* **Given instruction**: In the entries below, count each line holding the word "通知通告". Answer with the total alone.

* **Records to process**:

+ + + + + + +

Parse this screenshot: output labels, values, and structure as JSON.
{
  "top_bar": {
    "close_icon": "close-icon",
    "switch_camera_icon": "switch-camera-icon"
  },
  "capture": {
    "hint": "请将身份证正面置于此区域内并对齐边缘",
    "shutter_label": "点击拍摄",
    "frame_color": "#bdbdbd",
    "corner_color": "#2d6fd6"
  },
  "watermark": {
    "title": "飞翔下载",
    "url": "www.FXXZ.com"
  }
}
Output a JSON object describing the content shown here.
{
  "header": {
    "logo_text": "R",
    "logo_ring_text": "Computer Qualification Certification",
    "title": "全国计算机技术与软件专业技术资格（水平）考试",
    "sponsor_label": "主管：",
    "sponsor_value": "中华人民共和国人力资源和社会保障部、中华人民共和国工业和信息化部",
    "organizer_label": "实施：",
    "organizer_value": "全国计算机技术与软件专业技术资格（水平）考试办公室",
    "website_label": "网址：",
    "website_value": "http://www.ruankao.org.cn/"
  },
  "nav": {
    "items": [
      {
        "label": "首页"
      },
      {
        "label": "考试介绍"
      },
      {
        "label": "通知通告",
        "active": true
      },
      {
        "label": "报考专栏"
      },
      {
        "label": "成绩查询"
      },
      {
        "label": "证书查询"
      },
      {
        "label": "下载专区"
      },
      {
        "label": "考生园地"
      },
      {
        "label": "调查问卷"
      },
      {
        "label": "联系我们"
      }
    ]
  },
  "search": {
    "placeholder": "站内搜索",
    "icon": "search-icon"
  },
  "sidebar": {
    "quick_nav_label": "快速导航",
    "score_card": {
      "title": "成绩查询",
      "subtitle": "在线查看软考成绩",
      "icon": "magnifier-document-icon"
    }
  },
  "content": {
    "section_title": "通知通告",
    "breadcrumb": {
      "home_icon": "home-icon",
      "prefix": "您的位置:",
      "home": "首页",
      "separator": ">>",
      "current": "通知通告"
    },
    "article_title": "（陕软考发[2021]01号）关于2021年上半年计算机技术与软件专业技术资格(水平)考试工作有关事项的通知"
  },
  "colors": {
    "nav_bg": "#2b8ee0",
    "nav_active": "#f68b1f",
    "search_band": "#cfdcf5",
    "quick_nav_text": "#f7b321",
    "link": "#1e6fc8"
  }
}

+ + + + + + +

* **Worked solution**: 3